▶ _EXERCISE DESCRIPTION_
Restate the full listing word for word and leave the pictures out.

§ §

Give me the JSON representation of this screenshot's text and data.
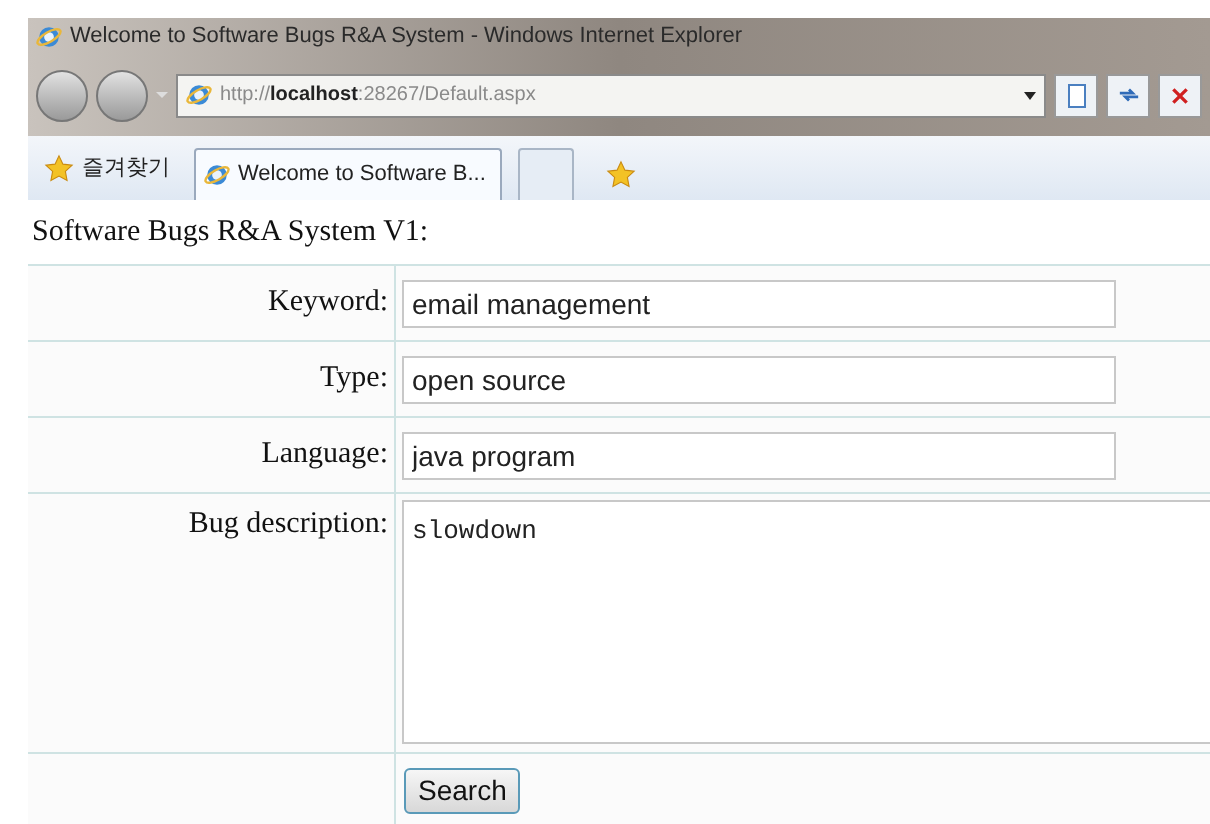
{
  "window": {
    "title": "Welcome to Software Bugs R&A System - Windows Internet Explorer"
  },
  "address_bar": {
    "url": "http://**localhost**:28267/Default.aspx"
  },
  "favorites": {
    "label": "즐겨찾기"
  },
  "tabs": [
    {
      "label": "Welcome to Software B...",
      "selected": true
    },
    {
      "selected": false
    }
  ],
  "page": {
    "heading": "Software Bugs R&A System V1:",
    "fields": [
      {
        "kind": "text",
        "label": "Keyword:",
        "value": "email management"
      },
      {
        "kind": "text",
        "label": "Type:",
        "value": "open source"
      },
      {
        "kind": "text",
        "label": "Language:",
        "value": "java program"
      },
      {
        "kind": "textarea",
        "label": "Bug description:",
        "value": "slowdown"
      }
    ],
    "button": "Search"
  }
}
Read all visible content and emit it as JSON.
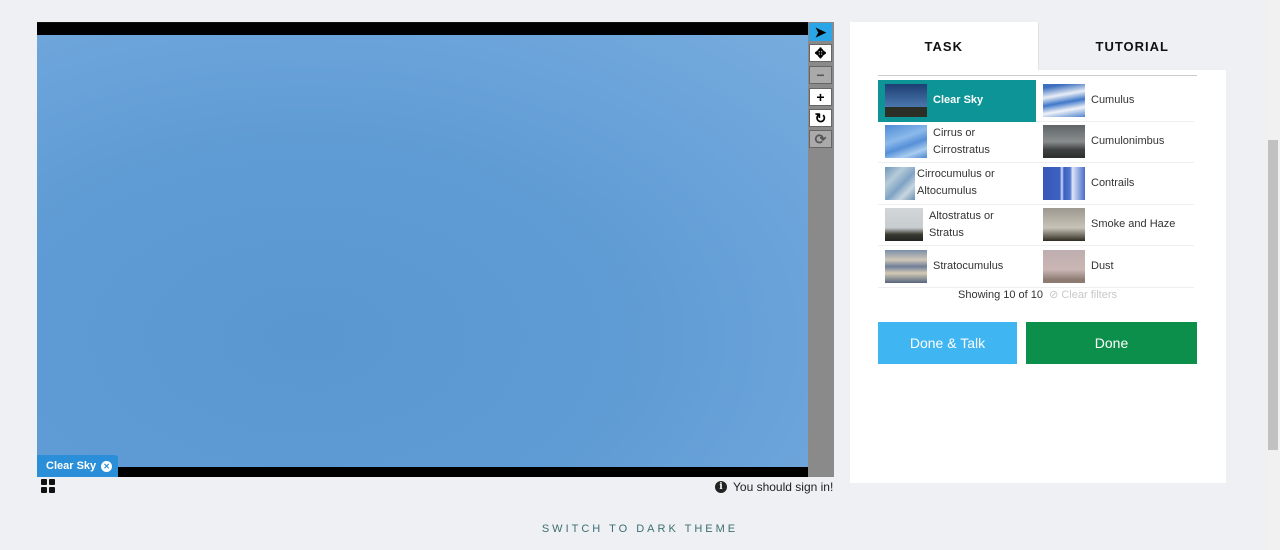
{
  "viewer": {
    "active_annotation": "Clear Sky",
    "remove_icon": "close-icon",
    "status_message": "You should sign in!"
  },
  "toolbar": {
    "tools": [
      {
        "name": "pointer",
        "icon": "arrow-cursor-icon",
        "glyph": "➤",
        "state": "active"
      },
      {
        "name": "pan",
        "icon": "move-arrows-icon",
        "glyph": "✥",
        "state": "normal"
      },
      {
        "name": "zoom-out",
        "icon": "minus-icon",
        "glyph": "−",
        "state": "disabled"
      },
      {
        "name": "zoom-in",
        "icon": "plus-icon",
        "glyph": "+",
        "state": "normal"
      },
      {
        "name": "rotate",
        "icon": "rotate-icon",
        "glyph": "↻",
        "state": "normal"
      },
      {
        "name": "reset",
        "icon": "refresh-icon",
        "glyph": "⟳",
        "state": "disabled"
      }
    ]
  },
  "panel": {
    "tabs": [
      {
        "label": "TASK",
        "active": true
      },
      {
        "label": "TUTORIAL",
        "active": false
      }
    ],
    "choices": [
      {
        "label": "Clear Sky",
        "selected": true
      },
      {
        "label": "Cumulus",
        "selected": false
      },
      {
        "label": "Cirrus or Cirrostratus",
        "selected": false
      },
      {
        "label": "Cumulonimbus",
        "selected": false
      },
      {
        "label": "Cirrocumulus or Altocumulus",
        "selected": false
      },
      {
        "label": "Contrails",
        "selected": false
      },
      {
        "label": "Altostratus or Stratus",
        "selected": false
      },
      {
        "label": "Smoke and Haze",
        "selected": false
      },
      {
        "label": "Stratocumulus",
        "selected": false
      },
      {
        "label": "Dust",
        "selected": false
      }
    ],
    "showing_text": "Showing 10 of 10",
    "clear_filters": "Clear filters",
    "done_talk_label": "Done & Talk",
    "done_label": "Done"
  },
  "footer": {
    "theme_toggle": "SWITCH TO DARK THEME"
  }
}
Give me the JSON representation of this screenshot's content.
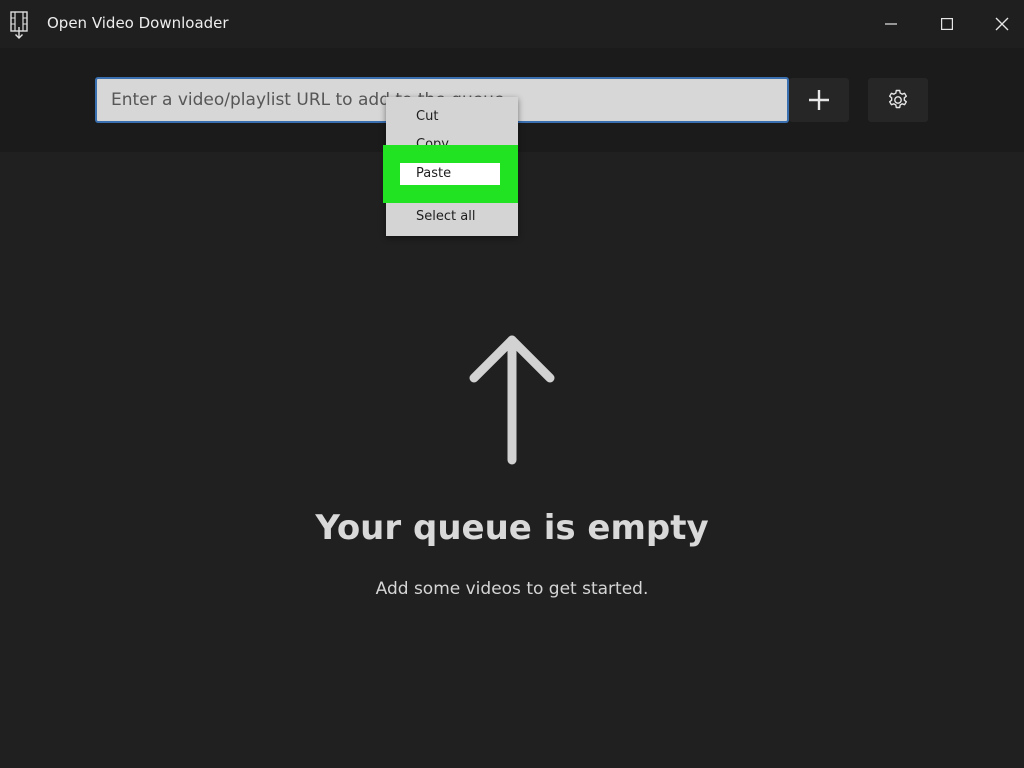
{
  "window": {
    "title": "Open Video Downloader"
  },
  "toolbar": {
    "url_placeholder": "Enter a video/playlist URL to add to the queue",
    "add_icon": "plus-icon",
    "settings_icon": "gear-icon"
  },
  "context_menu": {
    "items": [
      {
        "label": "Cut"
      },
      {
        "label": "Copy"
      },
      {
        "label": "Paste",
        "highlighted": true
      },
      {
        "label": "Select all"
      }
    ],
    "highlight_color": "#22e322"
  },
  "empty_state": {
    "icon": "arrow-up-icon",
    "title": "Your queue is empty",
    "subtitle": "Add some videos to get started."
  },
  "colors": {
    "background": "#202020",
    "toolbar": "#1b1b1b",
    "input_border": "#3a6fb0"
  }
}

§ §

▶ _FULL SOLUTION_
Give me the JSON representation of this screenshot's text and data.
{
  "window": {
    "title": "Welcome to Software Bugs R&A System - Windows Internet Explorer"
  },
  "address_bar": {
    "url": "http://**localhost**:28267/Default.aspx"
  },
  "favorites": {
    "label": "즐겨찾기"
  },
  "tabs": [
    {
      "label": "Welcome to Software B...",
      "selected": true
    },
    {
      "selected": false
    }
  ],
  "page": {
    "heading": "Software Bugs R&A System V1:",
    "fields": [
      {
        "kind": "text",
        "label": "Keyword:",
        "value": "email management"
      },
      {
        "kind": "text",
        "label": "Type:",
        "value": "open source"
      },
      {
        "kind": "text",
        "label": "Language:",
        "value": "java program"
      },
      {
        "kind": "textarea",
        "label": "Bug description:",
        "value": "slowdown"
      }
    ],
    "button": "Search"
  }
}
Read all visible content and emit it as JSON.
{
  "viewer": {
    "active_annotation": "Clear Sky",
    "remove_icon": "close-icon",
    "status_message": "You should sign in!"
  },
  "toolbar": {
    "tools": [
      {
        "name": "pointer",
        "icon": "arrow-cursor-icon",
        "glyph": "➤",
        "state": "active"
      },
      {
        "name": "pan",
        "icon": "move-arrows-icon",
        "glyph": "✥",
        "state": "normal"
      },
      {
        "name": "zoom-out",
        "icon": "minus-icon",
        "glyph": "−",
        "state": "disabled"
      },
      {
        "name": "zoom-in",
        "icon": "plus-icon",
        "glyph": "+",
        "state": "normal"
      },
      {
        "name": "rotate",
        "icon": "rotate-icon",
        "glyph": "↻",
        "state": "normal"
      },
      {
        "name": "reset",
        "icon": "refresh-icon",
        "glyph": "⟳",
        "state": "disabled"
      }
    ]
  },
  "panel": {
    "tabs": [
      {
        "label": "TASK",
        "active": true
      },
      {
        "label": "TUTORIAL",
        "active": false
      }
    ],
    "choices": [
      {
        "label": "Clear Sky",
        "selected": true
      },
      {
        "label": "Cumulus",
        "selected": false
      },
      {
        "label": "Cirrus or Cirrostratus",
        "selected": false
      },
      {
        "label": "Cumulonimbus",
        "selected": false
      },
      {
        "label": "Cirrocumulus or Altocumulus",
        "selected": false
      },
      {
        "label": "Contrails",
        "selected": false
      },
      {
        "label": "Altostratus or Stratus",
        "selected": false
      },
      {
        "label": "Smoke and Haze",
        "selected": false
      },
      {
        "label": "Stratocumulus",
        "selected": false
      },
      {
        "label": "Dust",
        "selected": false
      }
    ],
    "showing_text": "Showing 10 of 10",
    "clear_filters": "Clear filters",
    "done_talk_label": "Done & Talk",
    "done_label": "Done"
  },
  "footer": {
    "theme_toggle": "SWITCH TO DARK THEME"
  }
}
Give me the JSON representation of this screenshot's content.
{
  "window": {
    "title": "Open Video Downloader"
  },
  "toolbar": {
    "url_placeholder": "Enter a video/playlist URL to add to the queue",
    "add_icon": "plus-icon",
    "settings_icon": "gear-icon"
  },
  "context_menu": {
    "items": [
      {
        "label": "Cut"
      },
      {
        "label": "Copy"
      },
      {
        "label": "Paste",
        "highlighted": true
      },
      {
        "label": "Select all"
      }
    ],
    "highlight_color": "#22e322"
  },
  "empty_state": {
    "icon": "arrow-up-icon",
    "title": "Your queue is empty",
    "subtitle": "Add some videos to get started."
  },
  "colors": {
    "background": "#202020",
    "toolbar": "#1b1b1b",
    "input_border": "#3a6fb0"
  }
}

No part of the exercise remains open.